**Fragment dokumentu:**
■ ■ ■ ■
7°   dziś 5°   jutro
Środa, 27 listopada Walerian, Wirgiliusz, Maksymilian, Franciszek, Ksenia

Powrót po dziewięciu latach

Opublikowano 15.10.2009 15:37:39 Zaktualizowano 04.09.2018 14:23:49

Po dziewięciu latach wrócił do Limanowej, by poprowadzić tutejszą drużynę. W mieście kojarzony jest z wielką próbą sportową jaką podjęto przed laty. Wówczas do sukcesu zabrakło niewiele. Obecnie z nowym szkoleniowcem kibice wiążą spore nadzieje.

W drużynie koszykarskiej Limblachu Limanowa zaszły przed sezonem duże zmiany. Powrót znanego trenera Roberta Kality został odebrana jako zapowiedź nadchodzących sukcesów. Nowy szkoleniowiec pracował w stolicy Beskidu Wyspowego, gdy drużyna koszykarska występowała pod szyldem Gold-Drop. Tamten okres wspomina bardzo dobrze. – To były dwa różne sezony – powiedział nowy szkoleniowiec Limblachu. – W pierwszym budowaliśmy zespół właściwie od podstaw. Natomiast już w następnym rywalizowaliśmy o awans do drugiej ligi. Odpadliśmy dopiero w barażach w dość pechowych okolicznościach. Oczekiwania były ogromne, dlatego ta porażka miała bardzo negatywne skutki. Jakoś wszystko się posypało.
■ ■ ■ ■
**Wpisy:**
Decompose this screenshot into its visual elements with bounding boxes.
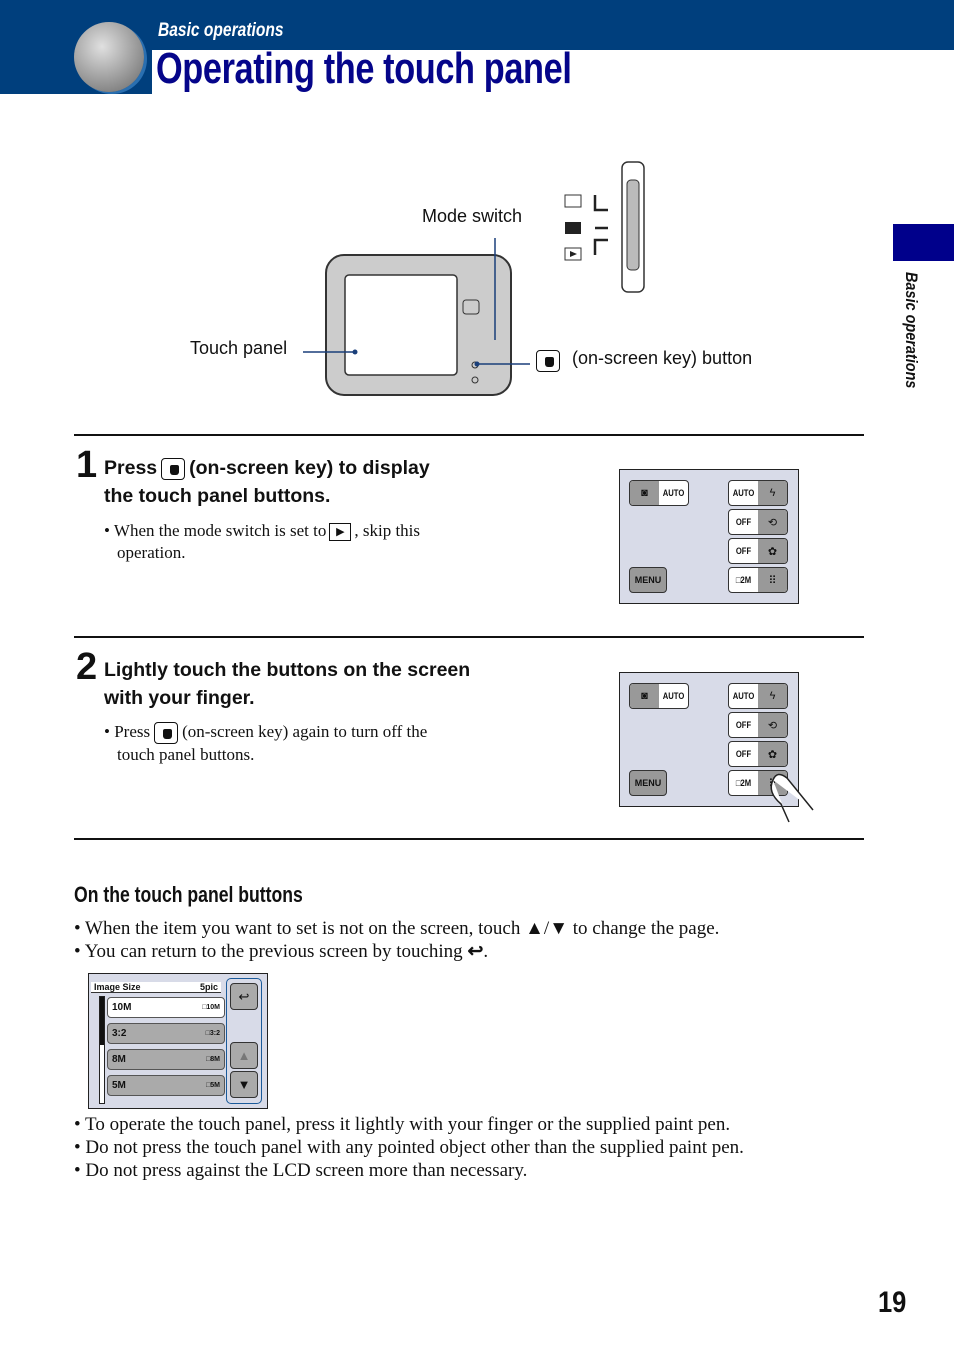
macro-button[interactable]: OFF ✿ bbox=[728, 538, 788, 564]
flash-icon: ϟ bbox=[758, 481, 787, 505]
camera-icon bbox=[565, 222, 581, 234]
self-timer-button[interactable]: OFF ⟲ bbox=[728, 509, 788, 535]
macro-button[interactable]: OFF ✿ bbox=[728, 741, 788, 767]
mode-switch-label: Mode switch bbox=[422, 206, 523, 226]
self-timer-icon: ⟲ bbox=[758, 713, 787, 737]
section-heading: On the touch panel buttons bbox=[74, 882, 303, 907]
side-tab-marker bbox=[893, 224, 954, 261]
step-note: • Press (on-screen key) again to turn off… bbox=[104, 722, 428, 765]
macro-icon: ✿ bbox=[758, 742, 787, 766]
camera-icon: ◙ bbox=[630, 481, 659, 505]
flash-icon: ϟ bbox=[758, 684, 787, 708]
back-button[interactable]: ↩ bbox=[230, 983, 258, 1010]
touch-panel-label: Touch panel bbox=[190, 338, 288, 358]
list-item[interactable]: 10M □10M bbox=[107, 997, 225, 1018]
page-up-button[interactable]: ▲ bbox=[230, 1042, 258, 1069]
page-down-button[interactable]: ▼ bbox=[230, 1071, 258, 1098]
onscreen-key-icon bbox=[161, 457, 186, 480]
divider bbox=[74, 434, 864, 436]
step-note: • When the mode switch is set to ▶, skip … bbox=[104, 521, 421, 562]
camera-icon: ◙ bbox=[630, 684, 659, 708]
header-band bbox=[0, 0, 954, 50]
onscreen-key-label: (on-screen key) button bbox=[572, 348, 753, 368]
step-title: Lightly touch the buttons on the screen … bbox=[104, 659, 471, 709]
macro-icon: ✿ bbox=[758, 539, 787, 563]
step-number: 2 bbox=[76, 646, 98, 688]
image-size-icon: ⠿ bbox=[758, 568, 787, 592]
divider bbox=[74, 838, 864, 840]
self-timer-icon: ⟲ bbox=[758, 510, 787, 534]
camera-mode-button[interactable]: ◙ AUTO bbox=[629, 683, 689, 709]
step-title: Press (on-screen key) to display the touc… bbox=[104, 457, 430, 507]
image-size-header: Image Size 5pic bbox=[91, 982, 221, 993]
menu-button[interactable]: MENU bbox=[629, 567, 667, 593]
list-item[interactable]: 8M □8M bbox=[107, 1049, 225, 1070]
page-number: 19 bbox=[878, 1286, 907, 1319]
section-bullets-top: • When the item you want to set is not o… bbox=[74, 918, 720, 962]
onscreen-key-icon bbox=[154, 722, 179, 745]
flash-button[interactable]: AUTO ϟ bbox=[728, 480, 788, 506]
section-bullets-bottom: • To operate the touch panel, press it l… bbox=[74, 1114, 744, 1181]
camera-diagram bbox=[303, 161, 645, 396]
flash-button[interactable]: AUTO ϟ bbox=[728, 683, 788, 709]
back-icon: ↩ bbox=[467, 941, 484, 962]
divider bbox=[74, 636, 864, 638]
self-timer-button[interactable]: OFF ⟲ bbox=[728, 712, 788, 738]
page-title: Operating the touch panel bbox=[156, 44, 572, 93]
step-number: 1 bbox=[76, 444, 98, 486]
touch-panel-screen: ◙AUTO AUTOϟ OFF⟲ OFF✿ □2M⠿ MENU bbox=[619, 469, 799, 604]
finger-icon bbox=[770, 773, 814, 823]
image-size-button[interactable]: □2M⠿ bbox=[728, 567, 788, 593]
section-category: Basic operations bbox=[158, 20, 284, 41]
scrollbar[interactable] bbox=[99, 996, 105, 1104]
onscreen-key-icon bbox=[536, 350, 560, 372]
list-item[interactable]: 5M □5M bbox=[107, 1075, 225, 1096]
movie-icon bbox=[564, 194, 582, 208]
playback-icon: ▶ bbox=[329, 523, 352, 542]
menu-button[interactable]: MENU bbox=[629, 770, 667, 796]
list-item[interactable]: 3:2 □3:2 bbox=[107, 1023, 225, 1044]
camera-screen bbox=[344, 274, 458, 376]
camera-mode-button[interactable]: ◙ AUTO bbox=[629, 480, 689, 506]
camera-section-icon bbox=[74, 22, 144, 92]
image-size-menu: Image Size 5pic 10M □10M 3:2 □3:2 8M □8M 5M □… bbox=[88, 973, 268, 1109]
side-tab-label: Basic operations bbox=[902, 272, 921, 389]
■ ■ ■ ■
**Lista zadań:**
**a.** Przytocz wiernie wiersze listingu od wiersza zawierającego „macro-button[interactable]: OFF ✿ bbox=[728, 538, 788, 564]” do wiersza zawierającego „camera-icon: ◙ bbox=[630, 481, 659, 505]” włącznie.
**b.** Dopisz dalszy ciąg artykułu o powrocie trenera Roberta Kality do limanowskiej drużyny koszykarskiej.

**Odpowiedzi do zadań:**
**a.**
macro-button[interactable]: OFF ✿ bbox=[728, 538, 788, 564]
flash-icon: ϟ bbox=[758, 481, 787, 505]
camera-icon bbox=[565, 222, 581, 234]
self-timer-button[interactable]: OFF ⟲ bbox=[728, 509, 788, 535]
macro-button[interactable]: OFF ✿ bbox=[728, 741, 788, 767]
mode-switch-label: Mode switch bbox=[422, 206, 523, 226]
self-timer-icon: ⟲ bbox=[758, 713, 787, 737]
section-heading: On the touch panel buttons bbox=[74, 882, 303, 907]
side-tab-marker bbox=[893, 224, 954, 261]
step-note: • Press (on-screen key) again to turn off… bbox=[104, 722, 428, 765]
macro-icon: ✿ bbox=[758, 742, 787, 766]
camera-icon: ◙ bbox=[630, 481, 659, 505]

**b.**
Robert Kalita po odejściu z Gold-Dropu był m.in. szkoleniowcem Cracovii Kraków. W ostatnich trzech latach wycofał się z prowadzenia drużyn. – Postanowiłem poświęcić się rodzinie – kontynuuje Robert Kalita. – Jednak po pewnym czasie podjąłem decyzję o powrocie do koszykówki. Do Limanowej mam wielki sentyment, dlatego zdecydowałem się przyjąć ofertę Limblachu.

Nowy szkoleniowiec spróbował również porównać drużynę Gold-Dropu z obecnym zespołem. – Ogólnie poziom w II lidze znacznie się obniżył – powiedział. – Patrząc na zespół sprzed lat muszę przyznać, że była to drużyna sportowo lepsza niż obecna. Jednak Limblach jest zespołem bardziej zintegrowanym i ambitnym. Jest w Limanowej dobry materiał na stworzenie solidnej drużyny.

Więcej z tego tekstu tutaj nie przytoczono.